▶ [AIM OF THE TASK]:
Check each line of the records for "TradingView"; collect those that have it.

>> start

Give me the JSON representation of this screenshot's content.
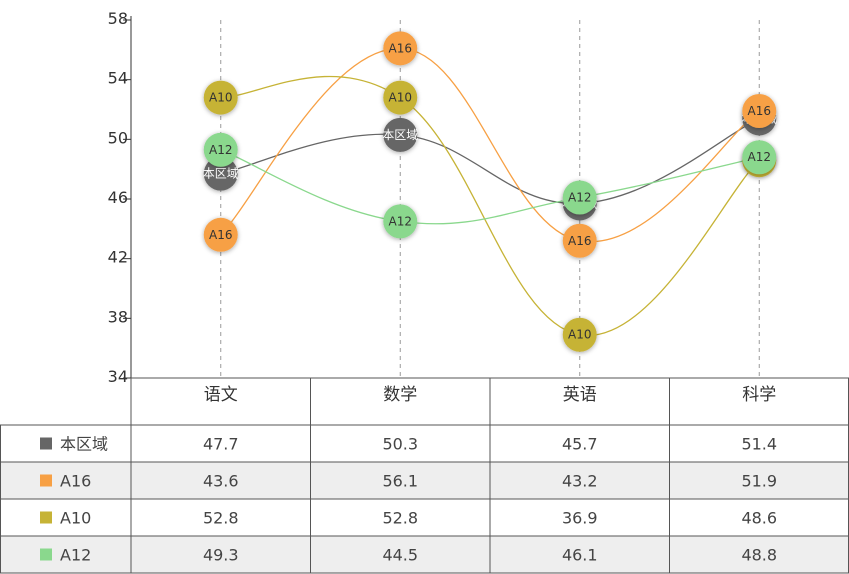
{
  "chart_data": {
    "type": "line",
    "categories": [
      "语文",
      "数学",
      "英语",
      "科学"
    ],
    "yticks": [
      34,
      38,
      42,
      46,
      50,
      54,
      58
    ],
    "ylim": [
      34,
      58
    ],
    "smooth": true,
    "series": [
      {
        "name": "本区域",
        "color": "#666666",
        "values": [
          47.7,
          50.3,
          45.7,
          51.4
        ],
        "labels": [
          "47.7",
          "50.3",
          "45.7",
          "51.4"
        ]
      },
      {
        "name": "A16",
        "color": "#F7A044",
        "values": [
          43.6,
          56.1,
          43.2,
          51.9
        ],
        "labels": [
          "43.6",
          "56.1",
          "43.2",
          "51.9"
        ]
      },
      {
        "name": "A10",
        "color": "#C6B336",
        "values": [
          52.8,
          52.8,
          36.9,
          48.6
        ],
        "labels": [
          "52.8",
          "52.8",
          "36.9",
          "48.6"
        ]
      },
      {
        "name": "A12",
        "color": "#8AD88D",
        "values": [
          49.3,
          44.5,
          46.1,
          48.8
        ],
        "labels": [
          "49.3",
          "44.5",
          "46.1",
          "48.8"
        ]
      }
    ]
  }
}
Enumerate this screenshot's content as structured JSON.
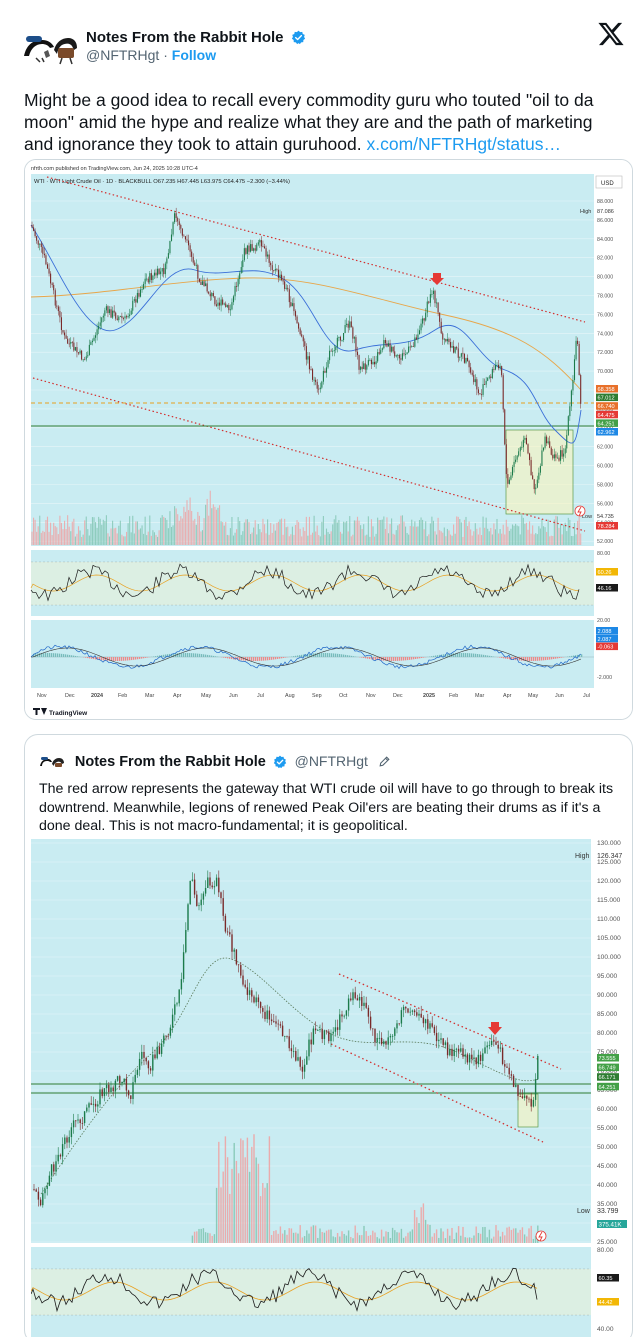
{
  "post": {
    "author_name": "Notes From the Rabbit Hole",
    "handle": "@NFTRHgt",
    "separator": "·",
    "follow_label": "Follow",
    "text": "Might be a good idea to recall every commodity guru who touted \"oil to da moon\" amid the hype and realize what they are and the path of marketing and ignorance they took to attain guruhood.",
    "link_text": "x.com/NFTRHgt/status…"
  },
  "chart1": {
    "published": "nfrth.com published on TradingView.com, Jun 24, 2025 10:28 UTC-4",
    "symbol_line": "WTI · WTI Light Crude Oil · 1D · BLACKBULL  O67.235  H67.445  L63.975  C64.475  −2.300 (−3.44%)",
    "currency": "USD",
    "high_label": "High",
    "high_value": "87.086",
    "low_label": "Low",
    "low_value": "54.735",
    "price_ticks": [
      "88.000",
      "86.000",
      "84.000",
      "82.000",
      "80.000",
      "78.000",
      "76.000",
      "74.000",
      "72.000",
      "70.000",
      "68.000",
      "66.000",
      "64.000",
      "62.000",
      "60.000",
      "58.000",
      "56.000",
      "54.000",
      "52.000"
    ],
    "price_badges": [
      {
        "text": "68.358",
        "color": "#e8702a"
      },
      {
        "text": "67.012",
        "color": "#2e7d32"
      },
      {
        "text": "66.740",
        "color": "#e8702a"
      },
      {
        "text": "64.475",
        "color": "#e53935"
      },
      {
        "text": "64.251",
        "color": "#43a047"
      },
      {
        "text": "62.962",
        "color": "#1e88e5"
      }
    ],
    "volume_badge": {
      "text": "78.284",
      "color": "#e53935"
    },
    "rsi_ticks": [
      "80.00",
      "20.00"
    ],
    "rsi_badges": [
      {
        "text": "60.26",
        "color": "#f2b705"
      },
      {
        "text": "46.16",
        "color": "#1a1a1a"
      }
    ],
    "macd_ticks": [
      "-2.000"
    ],
    "macd_badges": [
      {
        "text": "2.088",
        "color": "#1e88e5"
      },
      {
        "text": "2.087",
        "color": "#1e88e5"
      },
      {
        "text": "-0.063",
        "color": "#e53935"
      }
    ],
    "x_ticks": [
      "Nov",
      "Dec",
      "2024",
      "Feb",
      "Mar",
      "Apr",
      "May",
      "Jun",
      "Jul",
      "Aug",
      "Sep",
      "Oct",
      "Nov",
      "Dec",
      "2025",
      "Feb",
      "Mar",
      "Apr",
      "May",
      "Jun",
      "Jul"
    ],
    "brand": "TradingView"
  },
  "quote": {
    "author_name": "Notes From the Rabbit Hole",
    "handle": "@NFTRHgt",
    "text": "The red arrow represents the gateway that WTI crude oil will have to go through to break its downtrend. Meanwhile, legions of renewed Peak Oil'ers are beating their drums as if it's a done deal. This is not  macro-fundamental; it is geopolitical."
  },
  "chart2": {
    "high_label": "High",
    "high_value": "126.347",
    "low_label": "Low",
    "low_value": "33.799",
    "price_ticks": [
      "130.000",
      "125.000",
      "120.000",
      "115.000",
      "110.000",
      "105.000",
      "100.000",
      "95.000",
      "90.000",
      "85.000",
      "80.000",
      "75.000",
      "70.000",
      "65.000",
      "60.000",
      "55.000",
      "50.000",
      "45.000",
      "40.000",
      "35.000",
      "30.000",
      "25.000"
    ],
    "price_badges": [
      {
        "text": "73.555",
        "color": "#43a047"
      },
      {
        "text": "66.749",
        "color": "#43a047"
      },
      {
        "text": "66.171",
        "color": "#2e7d32"
      },
      {
        "text": "64.251",
        "color": "#43a047"
      }
    ],
    "volume_badge": {
      "text": "375.41K",
      "color": "#26a69a"
    },
    "rsi_ticks": [
      "80.00",
      "40.00"
    ],
    "rsi_badges": [
      {
        "text": "60.35",
        "color": "#1a1a1a"
      },
      {
        "text": "44.42",
        "color": "#f2b705"
      }
    ]
  }
}
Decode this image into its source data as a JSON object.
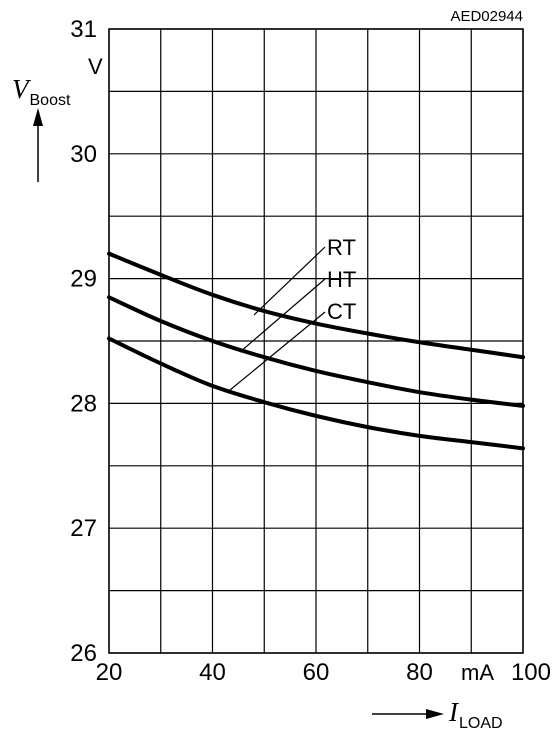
{
  "figure_code": "AED02944",
  "chart_data": {
    "type": "line",
    "x": [
      20,
      30,
      40,
      50,
      60,
      70,
      80,
      90,
      100
    ],
    "series": [
      {
        "name": "RT",
        "values": [
          29.2,
          29.03,
          28.87,
          28.74,
          28.64,
          28.56,
          28.49,
          28.43,
          28.37
        ]
      },
      {
        "name": "HT",
        "values": [
          28.85,
          28.66,
          28.5,
          28.37,
          28.26,
          28.17,
          28.09,
          28.03,
          27.98
        ]
      },
      {
        "name": "CT",
        "values": [
          28.52,
          28.32,
          28.14,
          28.01,
          27.9,
          27.81,
          27.74,
          27.69,
          27.64
        ]
      }
    ],
    "xlim": [
      20,
      100
    ],
    "ylim": [
      26,
      31
    ],
    "x_ticks": [
      "20",
      "40",
      "60",
      "80",
      "100"
    ],
    "x_unit": "mA",
    "y_ticks": [
      "26",
      "27",
      "28",
      "29",
      "30",
      "31"
    ],
    "y_unit": "V",
    "xlabel": {
      "main": "I",
      "sub": "LOAD"
    },
    "ylabel": {
      "main": "V",
      "sub": "Boost"
    },
    "grid": true
  }
}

>> end

▶ [EXPECTED OUTPUT]:
    "published": "nfrth.com published on TradingView.com, Jun 24, 2025 10:28 UTC-4",
    "brand": "TradingView"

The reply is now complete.